- _SUPPLIED TEXT_:
━━━━━━━━━━━━━━━━━━━━

Temporomandibular joint involvement in childhood arthritis: comparison of ultrasonography-assessed capsular width and MRI-assessed synovitis

Eva Kirkhus 1,2,, Ragnhild B Gunderson 2, Hans-Jørgen Smith 1,2, Berit Flatø 1,3, Siri O Hetlevik 1,3, Tore A Larheim 4, Linda Z Arvidsson 4
PMCID: PMC5595024  PMID: 27383060

Abstract

Objectives:

Ultrasonography is an effective, low-cost, low-threshold and convenient diagnostic tool in childhood arthritis, but its value in temporomandibular joint (TMJ) involvement is not clear. The purpose of our study was to explore the reliability of ultrasonography to assess TMJ inflammation using contrast-enhanced MRI as reference standard, in order to deduce cut-off values for TMJ capsular width to detect enhanced synovial thickening (synovitis).

Methods:

124 ultrasonography and MRI examinations in 55 patients [mean age 12.4 ± 3.5 years (±standard deviation)], the majority obtained within 1 day, were scored for subcondylar and condylar capsular width (ultrasonography images) and amount of synovitis (MR images). The correlations of these findings were calculated. A receiver operating characteristic (ROC) curve analysis, with MRI findings as reference standard, was obtained.

━━━━━━━━━━━━━━━━━━━━

- _INFORMATION_:
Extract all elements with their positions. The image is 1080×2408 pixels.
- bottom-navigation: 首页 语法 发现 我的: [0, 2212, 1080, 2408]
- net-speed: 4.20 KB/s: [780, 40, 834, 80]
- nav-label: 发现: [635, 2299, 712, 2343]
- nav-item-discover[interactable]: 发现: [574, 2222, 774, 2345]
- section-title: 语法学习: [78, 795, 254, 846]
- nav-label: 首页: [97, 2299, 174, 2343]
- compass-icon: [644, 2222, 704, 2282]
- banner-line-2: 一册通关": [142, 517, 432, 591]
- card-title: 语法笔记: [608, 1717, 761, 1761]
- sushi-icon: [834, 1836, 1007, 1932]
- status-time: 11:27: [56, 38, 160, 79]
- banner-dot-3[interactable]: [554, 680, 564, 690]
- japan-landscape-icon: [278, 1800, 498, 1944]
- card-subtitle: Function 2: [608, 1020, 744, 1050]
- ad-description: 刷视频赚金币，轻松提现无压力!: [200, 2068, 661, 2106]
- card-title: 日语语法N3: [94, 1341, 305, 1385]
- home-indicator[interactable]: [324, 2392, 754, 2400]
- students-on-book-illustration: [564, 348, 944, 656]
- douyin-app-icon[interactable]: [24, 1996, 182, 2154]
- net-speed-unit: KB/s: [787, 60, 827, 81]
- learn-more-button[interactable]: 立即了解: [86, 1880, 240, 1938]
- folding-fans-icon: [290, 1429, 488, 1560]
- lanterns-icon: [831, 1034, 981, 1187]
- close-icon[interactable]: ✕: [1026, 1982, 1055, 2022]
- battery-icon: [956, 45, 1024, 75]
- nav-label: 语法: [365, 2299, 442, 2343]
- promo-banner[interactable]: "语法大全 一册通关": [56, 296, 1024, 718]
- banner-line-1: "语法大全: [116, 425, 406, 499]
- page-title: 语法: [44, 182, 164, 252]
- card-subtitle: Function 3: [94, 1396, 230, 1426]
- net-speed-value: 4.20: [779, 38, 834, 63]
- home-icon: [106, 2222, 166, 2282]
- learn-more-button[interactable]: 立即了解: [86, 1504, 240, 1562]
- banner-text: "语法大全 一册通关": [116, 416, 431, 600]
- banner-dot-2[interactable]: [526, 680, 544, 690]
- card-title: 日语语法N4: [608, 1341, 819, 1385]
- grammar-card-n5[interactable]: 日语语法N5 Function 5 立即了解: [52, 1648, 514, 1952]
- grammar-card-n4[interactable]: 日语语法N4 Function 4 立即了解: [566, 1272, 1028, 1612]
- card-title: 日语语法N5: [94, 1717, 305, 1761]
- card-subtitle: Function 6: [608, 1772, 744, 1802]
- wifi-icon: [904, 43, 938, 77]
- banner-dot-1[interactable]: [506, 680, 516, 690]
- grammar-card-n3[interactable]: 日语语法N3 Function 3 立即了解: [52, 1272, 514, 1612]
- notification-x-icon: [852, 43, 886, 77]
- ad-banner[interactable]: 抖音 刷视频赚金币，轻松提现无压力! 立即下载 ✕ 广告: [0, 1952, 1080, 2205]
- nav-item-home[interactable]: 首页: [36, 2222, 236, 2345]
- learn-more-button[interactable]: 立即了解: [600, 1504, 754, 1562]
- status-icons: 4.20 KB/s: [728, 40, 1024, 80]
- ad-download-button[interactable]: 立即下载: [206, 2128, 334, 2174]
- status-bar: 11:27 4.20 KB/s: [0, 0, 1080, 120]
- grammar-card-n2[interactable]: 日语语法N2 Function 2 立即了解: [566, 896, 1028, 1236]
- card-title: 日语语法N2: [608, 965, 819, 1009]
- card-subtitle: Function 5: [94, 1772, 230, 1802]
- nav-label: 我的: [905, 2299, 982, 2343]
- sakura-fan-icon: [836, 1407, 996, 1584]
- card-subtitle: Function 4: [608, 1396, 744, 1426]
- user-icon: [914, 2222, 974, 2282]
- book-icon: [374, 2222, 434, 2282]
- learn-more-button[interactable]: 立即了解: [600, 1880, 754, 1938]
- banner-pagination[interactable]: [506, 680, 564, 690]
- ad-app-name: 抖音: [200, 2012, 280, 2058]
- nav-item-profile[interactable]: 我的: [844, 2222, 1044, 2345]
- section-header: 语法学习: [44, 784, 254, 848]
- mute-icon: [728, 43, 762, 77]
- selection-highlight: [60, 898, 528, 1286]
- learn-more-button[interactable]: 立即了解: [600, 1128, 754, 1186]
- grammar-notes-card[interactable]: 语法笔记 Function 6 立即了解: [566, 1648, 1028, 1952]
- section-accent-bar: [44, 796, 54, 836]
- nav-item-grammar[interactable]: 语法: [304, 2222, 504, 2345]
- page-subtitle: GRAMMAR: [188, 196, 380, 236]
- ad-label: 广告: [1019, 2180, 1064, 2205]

━━━━━━━━━━━━━━━━━━━━

- _WHAT IS REQUIRED_:
Answer from the study abstract:
(a) Which imaging method serves as the reference standard for assessing TMJ inflammation?
(b) How many patients were examined?
(c) What was the patients' mean age?

- _EXERCISE RESPONSE_:
(a) Contrast-enhanced MRI.
(b) 55 patients.
(c) 12.4 ± 3.5 years.